**Stated exercise 1**
Rewrite the part of the forum thread that opens with the words containing "For whatever reason the" and closes with "on the desk.", replacing "Fairgrounds" with "Expo Center".

# Start of Page excerpt

You can always buy a cheap mechanical watch. You don't want to risk an ignorant proctor confusing a digital watch for a smart watch, calculator, fitbit, etc. It has happened before, it will happen again. It's not worth the risk. Leave all other electronics at home or in the car. Double check before entering the exam site.

Lunch is supposed to be an hour, but it practice it they will give you more time. There are plenty of fast food options near by. With a few hundred other test takers they can get busy quickly. You'll probably be okay to eat offsite, but I recommend packing a lunch and eating it on site. 

*I also HIGHLY recommend moving your car during lunch to the parking lot on the other side of the test building.* This lot has access to the "hidden" exit to Timonium Road. When the test is over most people (read: 150+ cars) will try to exit onto York Road at the same time. The light is very short and it's a few minutes between cycles. Maybe 3-4 cars will get out per green light. By comparison it's an easy stop-sign right turn onto Timonium Road. However I wouldn't recommend this if you must make a left turn onto Timonium Rd.

For whatever reason the exams tend to run late. An end time of 5:30 or later is likely.

Good luck next week!


----------



## JGipe1 (Oct 20, 2016)

Thank you so much for the detailed response! I am taking it next week at the Fairgrounds. I live in Baltimore City, which is about 15 miles away from the Fairgrounds. It's about a 30 minute drive up I-83. I planned on leaving my home around 6:30.

I heard about the Fitbit story from last year. I do not have a fitbit. I am bringing a wrist watch, but the rules now actually state wrist watches cannot be worn. They are allowed but I'm assuming just on the desk.

I planned on bringing a suitcase. This is what my friend did last year. There was nothing new in the rules about a suitcase not being allowed. He told me he unloaded everything at his desk and put his suitcase against the wall. I intend on bringing bottles of Gatorade, water, and tea. I also plan on bringing a bag of hard candy and peeled clementines. Will these items have to be on the desk at all times?

The slip said to report at 7:15. What time do they start going over the rules? What time does the exam begin? I am guessing AM portion is 8-12, Lunch, PM portion 1:30-5:30.

# End of Page excerpt

**Stated exercise 2**
Return the part of the records that runs from their start through the line containing "legend-label: Recursos Electrónicos", with both ends included.

# Start of Provided material

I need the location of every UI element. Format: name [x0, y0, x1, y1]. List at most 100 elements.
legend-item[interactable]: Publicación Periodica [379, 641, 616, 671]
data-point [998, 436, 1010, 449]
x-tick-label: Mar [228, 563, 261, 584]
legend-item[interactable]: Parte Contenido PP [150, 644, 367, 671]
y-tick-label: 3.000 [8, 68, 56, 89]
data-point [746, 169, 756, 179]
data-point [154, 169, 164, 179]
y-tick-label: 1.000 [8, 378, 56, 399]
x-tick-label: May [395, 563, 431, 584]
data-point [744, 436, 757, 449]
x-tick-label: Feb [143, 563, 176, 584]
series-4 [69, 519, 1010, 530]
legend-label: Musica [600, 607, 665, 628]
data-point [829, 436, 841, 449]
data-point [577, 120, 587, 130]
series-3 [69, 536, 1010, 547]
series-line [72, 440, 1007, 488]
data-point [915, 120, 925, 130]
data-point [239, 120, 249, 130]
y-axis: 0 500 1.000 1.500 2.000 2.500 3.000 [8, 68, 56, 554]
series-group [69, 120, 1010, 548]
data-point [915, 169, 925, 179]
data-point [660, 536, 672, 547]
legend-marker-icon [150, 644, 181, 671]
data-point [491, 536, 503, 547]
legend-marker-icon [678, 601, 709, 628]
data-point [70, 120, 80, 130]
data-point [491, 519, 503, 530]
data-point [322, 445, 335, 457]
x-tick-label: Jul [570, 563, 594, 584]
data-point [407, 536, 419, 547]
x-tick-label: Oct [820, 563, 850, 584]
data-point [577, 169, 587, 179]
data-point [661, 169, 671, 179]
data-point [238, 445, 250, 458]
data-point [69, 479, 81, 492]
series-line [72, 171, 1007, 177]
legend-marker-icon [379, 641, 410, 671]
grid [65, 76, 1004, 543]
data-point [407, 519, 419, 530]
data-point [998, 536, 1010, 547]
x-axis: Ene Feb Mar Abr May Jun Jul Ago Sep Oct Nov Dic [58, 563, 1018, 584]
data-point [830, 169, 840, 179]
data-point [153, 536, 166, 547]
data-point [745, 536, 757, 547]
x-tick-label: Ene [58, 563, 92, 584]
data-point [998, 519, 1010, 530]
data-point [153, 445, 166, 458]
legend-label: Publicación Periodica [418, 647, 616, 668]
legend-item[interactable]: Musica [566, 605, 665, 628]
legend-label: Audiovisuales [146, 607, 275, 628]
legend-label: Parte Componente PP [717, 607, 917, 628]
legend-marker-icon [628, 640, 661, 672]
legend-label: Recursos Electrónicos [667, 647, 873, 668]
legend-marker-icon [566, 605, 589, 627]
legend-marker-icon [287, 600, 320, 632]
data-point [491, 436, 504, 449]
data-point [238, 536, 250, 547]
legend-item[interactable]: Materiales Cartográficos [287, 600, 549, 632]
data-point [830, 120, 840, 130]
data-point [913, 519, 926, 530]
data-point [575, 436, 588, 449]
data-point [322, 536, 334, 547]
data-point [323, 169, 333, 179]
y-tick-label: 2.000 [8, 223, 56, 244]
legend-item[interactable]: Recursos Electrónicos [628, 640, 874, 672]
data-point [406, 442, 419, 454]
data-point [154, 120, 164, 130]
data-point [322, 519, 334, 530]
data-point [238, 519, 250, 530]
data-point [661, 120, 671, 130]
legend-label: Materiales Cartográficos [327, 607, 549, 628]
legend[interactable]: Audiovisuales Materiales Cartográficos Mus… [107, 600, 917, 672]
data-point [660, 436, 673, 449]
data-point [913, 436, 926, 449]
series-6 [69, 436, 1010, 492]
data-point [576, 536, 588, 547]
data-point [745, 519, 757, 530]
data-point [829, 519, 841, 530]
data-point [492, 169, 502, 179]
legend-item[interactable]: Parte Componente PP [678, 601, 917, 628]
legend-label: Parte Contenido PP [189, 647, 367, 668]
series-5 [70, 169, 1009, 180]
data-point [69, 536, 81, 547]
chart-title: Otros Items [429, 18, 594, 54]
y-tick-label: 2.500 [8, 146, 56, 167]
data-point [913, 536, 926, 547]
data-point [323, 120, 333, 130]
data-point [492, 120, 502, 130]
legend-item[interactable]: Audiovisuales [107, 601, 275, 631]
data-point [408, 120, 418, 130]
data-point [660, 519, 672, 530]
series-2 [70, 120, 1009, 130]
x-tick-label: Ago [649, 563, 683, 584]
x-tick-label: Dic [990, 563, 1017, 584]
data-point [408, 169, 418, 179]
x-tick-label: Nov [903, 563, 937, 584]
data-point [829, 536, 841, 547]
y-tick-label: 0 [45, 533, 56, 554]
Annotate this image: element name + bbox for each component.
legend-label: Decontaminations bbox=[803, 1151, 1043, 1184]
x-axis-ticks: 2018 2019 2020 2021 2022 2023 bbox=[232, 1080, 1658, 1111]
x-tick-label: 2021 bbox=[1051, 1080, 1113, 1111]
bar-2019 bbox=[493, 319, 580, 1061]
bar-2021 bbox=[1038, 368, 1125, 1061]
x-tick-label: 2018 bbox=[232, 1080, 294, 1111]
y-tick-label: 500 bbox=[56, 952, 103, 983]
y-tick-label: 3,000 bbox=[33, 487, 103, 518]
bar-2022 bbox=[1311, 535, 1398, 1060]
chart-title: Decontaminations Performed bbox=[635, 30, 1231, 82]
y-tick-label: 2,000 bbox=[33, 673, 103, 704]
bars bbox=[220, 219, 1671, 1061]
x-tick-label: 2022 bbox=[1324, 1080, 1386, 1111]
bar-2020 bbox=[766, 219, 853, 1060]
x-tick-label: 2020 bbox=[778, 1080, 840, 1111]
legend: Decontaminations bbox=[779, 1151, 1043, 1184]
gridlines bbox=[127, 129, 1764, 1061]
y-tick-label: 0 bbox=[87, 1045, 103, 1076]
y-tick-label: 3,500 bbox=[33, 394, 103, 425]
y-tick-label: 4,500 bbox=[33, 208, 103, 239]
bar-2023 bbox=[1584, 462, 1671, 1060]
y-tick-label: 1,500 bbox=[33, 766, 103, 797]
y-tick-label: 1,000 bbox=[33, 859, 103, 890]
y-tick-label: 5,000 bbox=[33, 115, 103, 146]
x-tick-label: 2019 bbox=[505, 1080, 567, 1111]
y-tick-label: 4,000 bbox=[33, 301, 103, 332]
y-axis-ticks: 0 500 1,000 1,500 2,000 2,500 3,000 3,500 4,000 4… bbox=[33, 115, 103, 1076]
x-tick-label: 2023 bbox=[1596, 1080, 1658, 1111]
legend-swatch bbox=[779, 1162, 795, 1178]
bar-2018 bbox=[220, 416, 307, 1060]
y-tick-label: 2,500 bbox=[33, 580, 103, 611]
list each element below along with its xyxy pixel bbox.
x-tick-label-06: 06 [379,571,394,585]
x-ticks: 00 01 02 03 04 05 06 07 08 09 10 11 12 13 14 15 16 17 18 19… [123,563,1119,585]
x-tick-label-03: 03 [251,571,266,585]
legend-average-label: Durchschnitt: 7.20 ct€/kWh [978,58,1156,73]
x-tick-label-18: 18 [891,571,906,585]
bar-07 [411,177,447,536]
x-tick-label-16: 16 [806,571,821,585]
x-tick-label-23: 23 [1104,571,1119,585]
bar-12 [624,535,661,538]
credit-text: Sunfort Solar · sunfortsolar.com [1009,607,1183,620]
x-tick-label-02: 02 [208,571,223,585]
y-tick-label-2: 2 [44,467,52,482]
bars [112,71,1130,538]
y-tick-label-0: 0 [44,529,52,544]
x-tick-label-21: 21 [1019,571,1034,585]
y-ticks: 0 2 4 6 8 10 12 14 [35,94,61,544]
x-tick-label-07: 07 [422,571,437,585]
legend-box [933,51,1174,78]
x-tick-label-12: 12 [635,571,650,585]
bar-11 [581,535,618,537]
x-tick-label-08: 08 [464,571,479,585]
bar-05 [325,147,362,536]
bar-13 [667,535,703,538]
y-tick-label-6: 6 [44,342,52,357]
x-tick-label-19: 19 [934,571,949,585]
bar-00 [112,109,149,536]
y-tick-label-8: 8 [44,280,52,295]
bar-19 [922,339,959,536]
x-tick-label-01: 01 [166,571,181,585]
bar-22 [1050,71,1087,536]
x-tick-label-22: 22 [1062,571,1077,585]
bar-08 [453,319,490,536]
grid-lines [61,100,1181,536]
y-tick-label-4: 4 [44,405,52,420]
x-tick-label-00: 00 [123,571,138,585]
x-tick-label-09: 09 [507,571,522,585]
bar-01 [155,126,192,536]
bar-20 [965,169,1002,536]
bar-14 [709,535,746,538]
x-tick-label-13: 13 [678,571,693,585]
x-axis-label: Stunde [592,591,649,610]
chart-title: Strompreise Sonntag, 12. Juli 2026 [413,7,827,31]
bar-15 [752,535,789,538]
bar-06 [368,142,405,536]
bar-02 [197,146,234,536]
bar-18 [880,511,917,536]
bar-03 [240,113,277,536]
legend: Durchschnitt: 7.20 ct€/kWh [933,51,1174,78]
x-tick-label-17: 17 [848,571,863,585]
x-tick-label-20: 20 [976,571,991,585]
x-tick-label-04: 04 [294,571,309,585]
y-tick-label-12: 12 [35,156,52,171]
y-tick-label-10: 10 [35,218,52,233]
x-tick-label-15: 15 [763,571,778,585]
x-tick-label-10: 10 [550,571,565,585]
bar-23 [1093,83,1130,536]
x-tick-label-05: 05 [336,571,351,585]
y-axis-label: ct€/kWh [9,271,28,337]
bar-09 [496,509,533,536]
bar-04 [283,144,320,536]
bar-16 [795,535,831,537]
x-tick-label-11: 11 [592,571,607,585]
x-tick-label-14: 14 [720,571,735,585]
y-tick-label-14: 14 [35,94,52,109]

# End of Provided material

**Expected answer 1**
For whatever reason the exams tend to run late. An end time of 5:30 or later is likely.

Good luck next week!


----------



## JGipe1 (Oct 20, 2016)

Thank you so much for the detailed response! I am taking it next week at the Expo Center. I live in Baltimore City, which is about 15 miles away from the Expo Center. It's about a 30 minute drive up I-83. I planned on leaving my home around 6:30.

I heard about the Fitbit story from last year. I do not have a fitbit. I am bringing a wrist watch, but the rules now actually state wrist watches cannot be worn. They are allowed but I'm assuming just on the desk.

**Expected answer 2**
I need the location of every UI element. Format: name [x0, y0, x1, y1]. List at most 100 elements.
legend-item[interactable]: Publicación Periodica [379, 641, 616, 671]
data-point [998, 436, 1010, 449]
x-tick-label: Mar [228, 563, 261, 584]
legend-item[interactable]: Parte Contenido PP [150, 644, 367, 671]
y-tick-label: 3.000 [8, 68, 56, 89]
data-point [746, 169, 756, 179]
data-point [154, 169, 164, 179]
y-tick-label: 1.000 [8, 378, 56, 399]
x-tick-label: May [395, 563, 431, 584]
data-point [744, 436, 757, 449]
x-tick-label: Feb [143, 563, 176, 584]
series-4 [69, 519, 1010, 530]
legend-label: Musica [600, 607, 665, 628]
data-point [829, 436, 841, 449]
data-point [577, 120, 587, 130]
series-3 [69, 536, 1010, 547]
series-line [72, 440, 1007, 488]
data-point [915, 120, 925, 130]
data-point [239, 120, 249, 130]
y-axis: 0 500 1.000 1.500 2.000 2.500 3.000 [8, 68, 56, 554]
series-group [69, 120, 1010, 548]
data-point [915, 169, 925, 179]
data-point [660, 536, 672, 547]
legend-marker-icon [150, 644, 181, 671]
data-point [491, 536, 503, 547]
legend-marker-icon [678, 601, 709, 628]
data-point [70, 120, 80, 130]
data-point [491, 519, 503, 530]
data-point [322, 445, 335, 457]
x-tick-label: Jul [570, 563, 594, 584]
data-point [407, 536, 419, 547]
x-tick-label: Oct [820, 563, 850, 584]
data-point [577, 169, 587, 179]
data-point [661, 169, 671, 179]
data-point [238, 445, 250, 458]
data-point [69, 479, 81, 492]
series-line [72, 171, 1007, 177]
legend-marker-icon [379, 641, 410, 671]
grid [65, 76, 1004, 543]
data-point [407, 519, 419, 530]
data-point [998, 536, 1010, 547]
x-axis: Ene Feb Mar Abr May Jun Jul Ago Sep Oct Nov Dic [58, 563, 1018, 584]
data-point [830, 169, 840, 179]
data-point [153, 536, 166, 547]
data-point [745, 536, 757, 547]
x-tick-label: Ene [58, 563, 92, 584]
data-point [998, 519, 1010, 530]
data-point [153, 445, 166, 458]
legend-label: Publicación Periodica [418, 647, 616, 668]
legend-item[interactable]: Musica [566, 605, 665, 628]
legend-label: Audiovisuales [146, 607, 275, 628]
legend-label: Parte Componente PP [717, 607, 917, 628]
legend-marker-icon [628, 640, 661, 672]
legend-label: Recursos Electrónicos [667, 647, 873, 668]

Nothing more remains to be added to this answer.